**GOAL**
Among these lines, how many include "seeking"? Answer only with the number.
======== MATERIAL SUPPLIED ========
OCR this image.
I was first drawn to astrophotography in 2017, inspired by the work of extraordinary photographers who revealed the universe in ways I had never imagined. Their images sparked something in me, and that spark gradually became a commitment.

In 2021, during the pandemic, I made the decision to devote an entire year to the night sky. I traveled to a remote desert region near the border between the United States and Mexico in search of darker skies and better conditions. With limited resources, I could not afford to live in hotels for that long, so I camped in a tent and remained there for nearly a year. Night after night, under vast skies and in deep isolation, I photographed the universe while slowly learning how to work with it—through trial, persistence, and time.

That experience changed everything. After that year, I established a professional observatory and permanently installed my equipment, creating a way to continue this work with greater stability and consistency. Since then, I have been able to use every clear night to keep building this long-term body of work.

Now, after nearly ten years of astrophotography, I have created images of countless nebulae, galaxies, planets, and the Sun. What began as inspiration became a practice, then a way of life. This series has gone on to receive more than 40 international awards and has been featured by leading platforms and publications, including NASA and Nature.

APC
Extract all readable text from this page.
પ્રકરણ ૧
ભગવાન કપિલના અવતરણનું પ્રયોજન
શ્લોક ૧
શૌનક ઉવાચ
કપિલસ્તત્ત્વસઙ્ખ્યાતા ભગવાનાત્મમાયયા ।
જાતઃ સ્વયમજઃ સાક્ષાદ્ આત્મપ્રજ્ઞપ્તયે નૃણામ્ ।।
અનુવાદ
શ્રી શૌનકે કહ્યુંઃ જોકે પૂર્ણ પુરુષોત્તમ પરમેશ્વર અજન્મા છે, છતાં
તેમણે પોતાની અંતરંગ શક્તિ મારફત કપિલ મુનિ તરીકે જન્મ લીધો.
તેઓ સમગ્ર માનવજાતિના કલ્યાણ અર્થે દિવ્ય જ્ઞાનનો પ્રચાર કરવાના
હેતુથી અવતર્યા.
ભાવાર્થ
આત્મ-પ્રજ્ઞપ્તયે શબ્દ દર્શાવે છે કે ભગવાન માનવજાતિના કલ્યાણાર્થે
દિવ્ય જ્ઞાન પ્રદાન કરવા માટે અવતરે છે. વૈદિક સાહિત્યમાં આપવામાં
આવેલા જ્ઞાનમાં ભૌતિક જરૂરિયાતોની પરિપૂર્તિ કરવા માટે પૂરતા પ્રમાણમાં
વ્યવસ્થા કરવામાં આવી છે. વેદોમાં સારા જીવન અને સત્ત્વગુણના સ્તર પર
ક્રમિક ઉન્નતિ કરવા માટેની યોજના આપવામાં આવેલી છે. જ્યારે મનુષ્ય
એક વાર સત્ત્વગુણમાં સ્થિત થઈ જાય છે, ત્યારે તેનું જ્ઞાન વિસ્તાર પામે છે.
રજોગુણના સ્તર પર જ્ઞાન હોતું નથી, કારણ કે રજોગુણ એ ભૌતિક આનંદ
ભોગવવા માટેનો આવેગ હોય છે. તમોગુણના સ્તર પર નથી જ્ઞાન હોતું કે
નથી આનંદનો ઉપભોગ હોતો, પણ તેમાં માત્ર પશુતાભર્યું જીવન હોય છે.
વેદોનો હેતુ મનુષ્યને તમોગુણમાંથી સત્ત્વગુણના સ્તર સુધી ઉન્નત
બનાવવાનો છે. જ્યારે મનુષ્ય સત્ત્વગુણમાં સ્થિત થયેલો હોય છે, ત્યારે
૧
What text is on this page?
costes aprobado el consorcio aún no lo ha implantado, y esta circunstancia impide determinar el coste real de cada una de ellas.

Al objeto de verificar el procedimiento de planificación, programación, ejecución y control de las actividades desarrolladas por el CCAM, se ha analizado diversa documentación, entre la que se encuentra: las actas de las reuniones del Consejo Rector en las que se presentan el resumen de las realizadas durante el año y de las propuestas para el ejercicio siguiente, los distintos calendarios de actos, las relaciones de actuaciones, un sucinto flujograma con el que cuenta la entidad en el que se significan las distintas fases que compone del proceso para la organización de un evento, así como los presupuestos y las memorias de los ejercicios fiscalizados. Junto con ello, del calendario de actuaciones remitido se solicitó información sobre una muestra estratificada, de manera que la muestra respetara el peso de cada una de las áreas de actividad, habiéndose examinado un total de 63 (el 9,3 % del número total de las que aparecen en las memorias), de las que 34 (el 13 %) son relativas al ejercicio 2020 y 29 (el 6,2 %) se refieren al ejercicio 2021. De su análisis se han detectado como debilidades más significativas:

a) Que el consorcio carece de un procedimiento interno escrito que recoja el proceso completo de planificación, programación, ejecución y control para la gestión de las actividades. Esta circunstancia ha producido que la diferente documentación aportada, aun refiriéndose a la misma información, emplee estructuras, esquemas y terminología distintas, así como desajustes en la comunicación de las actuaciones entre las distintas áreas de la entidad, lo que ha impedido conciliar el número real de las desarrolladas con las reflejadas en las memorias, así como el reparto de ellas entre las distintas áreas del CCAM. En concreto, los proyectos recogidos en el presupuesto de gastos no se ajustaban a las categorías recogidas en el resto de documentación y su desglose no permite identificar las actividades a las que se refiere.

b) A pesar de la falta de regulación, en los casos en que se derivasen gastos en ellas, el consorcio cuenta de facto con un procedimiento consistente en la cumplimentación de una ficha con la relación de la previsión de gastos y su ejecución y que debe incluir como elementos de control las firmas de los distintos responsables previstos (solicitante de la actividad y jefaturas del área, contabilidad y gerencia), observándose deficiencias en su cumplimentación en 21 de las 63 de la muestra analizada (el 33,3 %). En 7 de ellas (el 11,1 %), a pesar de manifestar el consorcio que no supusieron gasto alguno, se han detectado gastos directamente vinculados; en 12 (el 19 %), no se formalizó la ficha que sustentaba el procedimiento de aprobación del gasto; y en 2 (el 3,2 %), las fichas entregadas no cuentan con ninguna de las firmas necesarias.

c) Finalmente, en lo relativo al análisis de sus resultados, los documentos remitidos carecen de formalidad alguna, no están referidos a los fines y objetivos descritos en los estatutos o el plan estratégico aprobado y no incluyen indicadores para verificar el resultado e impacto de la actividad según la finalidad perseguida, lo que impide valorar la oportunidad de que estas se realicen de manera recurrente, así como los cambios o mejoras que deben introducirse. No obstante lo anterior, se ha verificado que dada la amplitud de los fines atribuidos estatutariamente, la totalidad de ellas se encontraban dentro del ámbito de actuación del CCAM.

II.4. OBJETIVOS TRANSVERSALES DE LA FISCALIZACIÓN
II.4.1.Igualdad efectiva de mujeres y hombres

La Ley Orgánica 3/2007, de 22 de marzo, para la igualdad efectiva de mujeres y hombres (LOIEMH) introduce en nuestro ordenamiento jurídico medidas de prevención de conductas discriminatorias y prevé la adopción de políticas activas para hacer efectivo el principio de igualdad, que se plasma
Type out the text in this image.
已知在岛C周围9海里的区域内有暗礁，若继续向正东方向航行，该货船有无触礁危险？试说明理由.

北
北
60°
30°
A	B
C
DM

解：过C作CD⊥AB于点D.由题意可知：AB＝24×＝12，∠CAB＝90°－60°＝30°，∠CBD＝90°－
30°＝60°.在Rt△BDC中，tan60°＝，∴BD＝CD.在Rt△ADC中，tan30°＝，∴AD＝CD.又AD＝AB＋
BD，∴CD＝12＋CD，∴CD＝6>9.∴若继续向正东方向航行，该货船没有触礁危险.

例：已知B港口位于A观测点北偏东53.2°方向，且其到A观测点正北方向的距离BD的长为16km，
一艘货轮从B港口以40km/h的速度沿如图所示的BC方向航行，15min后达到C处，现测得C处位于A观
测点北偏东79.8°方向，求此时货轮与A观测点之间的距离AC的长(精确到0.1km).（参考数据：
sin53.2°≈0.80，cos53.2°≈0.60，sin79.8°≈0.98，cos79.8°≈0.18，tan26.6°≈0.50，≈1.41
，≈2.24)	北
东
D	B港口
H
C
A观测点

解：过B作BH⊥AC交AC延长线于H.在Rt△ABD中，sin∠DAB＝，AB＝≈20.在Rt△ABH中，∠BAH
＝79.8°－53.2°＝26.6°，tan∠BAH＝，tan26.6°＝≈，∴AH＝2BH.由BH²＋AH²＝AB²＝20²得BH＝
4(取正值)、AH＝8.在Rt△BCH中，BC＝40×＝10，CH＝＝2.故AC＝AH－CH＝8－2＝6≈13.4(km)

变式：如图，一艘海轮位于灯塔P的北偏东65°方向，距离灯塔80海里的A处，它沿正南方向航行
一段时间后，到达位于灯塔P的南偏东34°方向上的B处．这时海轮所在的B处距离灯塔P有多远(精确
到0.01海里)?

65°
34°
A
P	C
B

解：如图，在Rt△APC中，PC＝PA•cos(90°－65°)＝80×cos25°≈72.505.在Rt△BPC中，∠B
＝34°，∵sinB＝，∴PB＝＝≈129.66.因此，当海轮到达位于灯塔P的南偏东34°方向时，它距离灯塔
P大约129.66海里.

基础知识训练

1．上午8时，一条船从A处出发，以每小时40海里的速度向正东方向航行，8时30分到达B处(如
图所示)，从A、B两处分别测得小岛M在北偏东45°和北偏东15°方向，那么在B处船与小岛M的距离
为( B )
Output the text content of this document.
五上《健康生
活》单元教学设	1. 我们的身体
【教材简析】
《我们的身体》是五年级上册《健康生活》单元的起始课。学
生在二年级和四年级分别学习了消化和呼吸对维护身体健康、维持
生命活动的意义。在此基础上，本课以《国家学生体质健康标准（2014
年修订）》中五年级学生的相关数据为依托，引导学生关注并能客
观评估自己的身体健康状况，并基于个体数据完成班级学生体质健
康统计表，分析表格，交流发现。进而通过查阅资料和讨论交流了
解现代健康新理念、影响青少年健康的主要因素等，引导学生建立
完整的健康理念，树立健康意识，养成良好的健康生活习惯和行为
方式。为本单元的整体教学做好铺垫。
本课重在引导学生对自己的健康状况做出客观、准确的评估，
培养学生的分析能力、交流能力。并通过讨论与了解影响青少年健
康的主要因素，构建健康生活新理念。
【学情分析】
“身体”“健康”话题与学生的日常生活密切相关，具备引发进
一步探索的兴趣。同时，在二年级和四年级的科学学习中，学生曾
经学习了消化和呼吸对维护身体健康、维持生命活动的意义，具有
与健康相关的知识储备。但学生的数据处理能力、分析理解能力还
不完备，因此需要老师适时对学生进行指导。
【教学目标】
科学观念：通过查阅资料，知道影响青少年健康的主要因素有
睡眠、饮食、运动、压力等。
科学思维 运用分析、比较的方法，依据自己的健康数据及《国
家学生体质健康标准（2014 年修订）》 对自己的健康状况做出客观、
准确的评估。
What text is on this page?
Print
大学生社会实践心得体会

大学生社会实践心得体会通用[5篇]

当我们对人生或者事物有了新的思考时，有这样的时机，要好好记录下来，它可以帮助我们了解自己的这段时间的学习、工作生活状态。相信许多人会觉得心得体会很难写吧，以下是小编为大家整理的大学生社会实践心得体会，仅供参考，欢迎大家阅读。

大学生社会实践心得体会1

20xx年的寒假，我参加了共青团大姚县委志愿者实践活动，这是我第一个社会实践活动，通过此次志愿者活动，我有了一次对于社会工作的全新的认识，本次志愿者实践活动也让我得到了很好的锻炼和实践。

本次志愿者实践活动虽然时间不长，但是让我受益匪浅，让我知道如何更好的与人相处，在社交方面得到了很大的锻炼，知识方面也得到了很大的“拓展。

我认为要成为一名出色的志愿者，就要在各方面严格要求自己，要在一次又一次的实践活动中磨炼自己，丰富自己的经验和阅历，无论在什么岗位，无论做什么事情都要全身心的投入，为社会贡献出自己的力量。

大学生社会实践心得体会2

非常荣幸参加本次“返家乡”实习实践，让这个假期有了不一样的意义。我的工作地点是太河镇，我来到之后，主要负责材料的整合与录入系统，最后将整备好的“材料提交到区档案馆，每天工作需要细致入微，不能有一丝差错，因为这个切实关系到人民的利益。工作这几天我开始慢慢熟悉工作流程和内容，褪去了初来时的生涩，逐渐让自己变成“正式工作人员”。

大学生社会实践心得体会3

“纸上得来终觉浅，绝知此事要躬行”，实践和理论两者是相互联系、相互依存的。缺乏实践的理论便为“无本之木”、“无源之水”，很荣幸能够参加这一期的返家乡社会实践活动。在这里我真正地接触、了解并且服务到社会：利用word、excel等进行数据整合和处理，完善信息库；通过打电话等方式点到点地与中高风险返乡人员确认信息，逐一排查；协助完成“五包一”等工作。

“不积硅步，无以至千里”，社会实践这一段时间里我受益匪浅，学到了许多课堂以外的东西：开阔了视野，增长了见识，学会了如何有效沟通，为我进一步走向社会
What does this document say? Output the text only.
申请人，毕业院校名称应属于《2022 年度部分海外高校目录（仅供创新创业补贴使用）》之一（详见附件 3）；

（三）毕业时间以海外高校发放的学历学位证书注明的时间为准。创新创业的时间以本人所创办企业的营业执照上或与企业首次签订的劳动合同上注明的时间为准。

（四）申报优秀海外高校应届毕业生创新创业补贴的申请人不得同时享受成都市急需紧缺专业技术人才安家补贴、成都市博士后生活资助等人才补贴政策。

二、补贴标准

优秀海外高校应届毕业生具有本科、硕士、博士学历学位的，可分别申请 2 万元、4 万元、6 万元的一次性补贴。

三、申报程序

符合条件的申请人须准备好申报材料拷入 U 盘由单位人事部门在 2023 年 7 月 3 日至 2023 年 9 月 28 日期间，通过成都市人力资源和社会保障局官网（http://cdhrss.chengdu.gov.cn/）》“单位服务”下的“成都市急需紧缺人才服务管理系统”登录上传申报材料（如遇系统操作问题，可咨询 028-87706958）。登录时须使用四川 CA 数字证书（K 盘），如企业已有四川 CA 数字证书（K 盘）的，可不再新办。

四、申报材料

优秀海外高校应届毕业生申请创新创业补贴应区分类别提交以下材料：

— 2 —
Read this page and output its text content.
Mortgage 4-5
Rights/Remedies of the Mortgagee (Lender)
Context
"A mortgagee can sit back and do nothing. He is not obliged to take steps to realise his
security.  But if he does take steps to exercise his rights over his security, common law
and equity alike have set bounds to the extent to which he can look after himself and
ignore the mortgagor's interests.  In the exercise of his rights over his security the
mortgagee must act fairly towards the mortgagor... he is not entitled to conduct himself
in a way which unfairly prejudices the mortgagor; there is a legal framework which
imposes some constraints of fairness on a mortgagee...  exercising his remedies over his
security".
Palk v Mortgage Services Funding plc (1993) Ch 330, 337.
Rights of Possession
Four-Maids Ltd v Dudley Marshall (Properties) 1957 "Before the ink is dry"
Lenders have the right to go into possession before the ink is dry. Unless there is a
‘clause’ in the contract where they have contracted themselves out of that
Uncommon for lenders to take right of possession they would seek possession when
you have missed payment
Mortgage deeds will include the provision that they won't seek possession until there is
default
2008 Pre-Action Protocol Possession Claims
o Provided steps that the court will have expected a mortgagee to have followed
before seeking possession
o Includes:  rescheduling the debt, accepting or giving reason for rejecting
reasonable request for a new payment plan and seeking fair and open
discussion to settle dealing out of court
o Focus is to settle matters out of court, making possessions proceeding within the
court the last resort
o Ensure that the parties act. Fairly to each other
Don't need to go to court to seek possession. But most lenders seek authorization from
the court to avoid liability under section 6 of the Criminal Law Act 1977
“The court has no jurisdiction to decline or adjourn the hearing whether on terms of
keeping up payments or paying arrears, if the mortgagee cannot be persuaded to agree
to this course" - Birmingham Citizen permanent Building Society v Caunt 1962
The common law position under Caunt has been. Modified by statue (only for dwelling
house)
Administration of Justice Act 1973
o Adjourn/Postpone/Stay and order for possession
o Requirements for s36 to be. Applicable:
========
**THE COMPLETED TASK**
2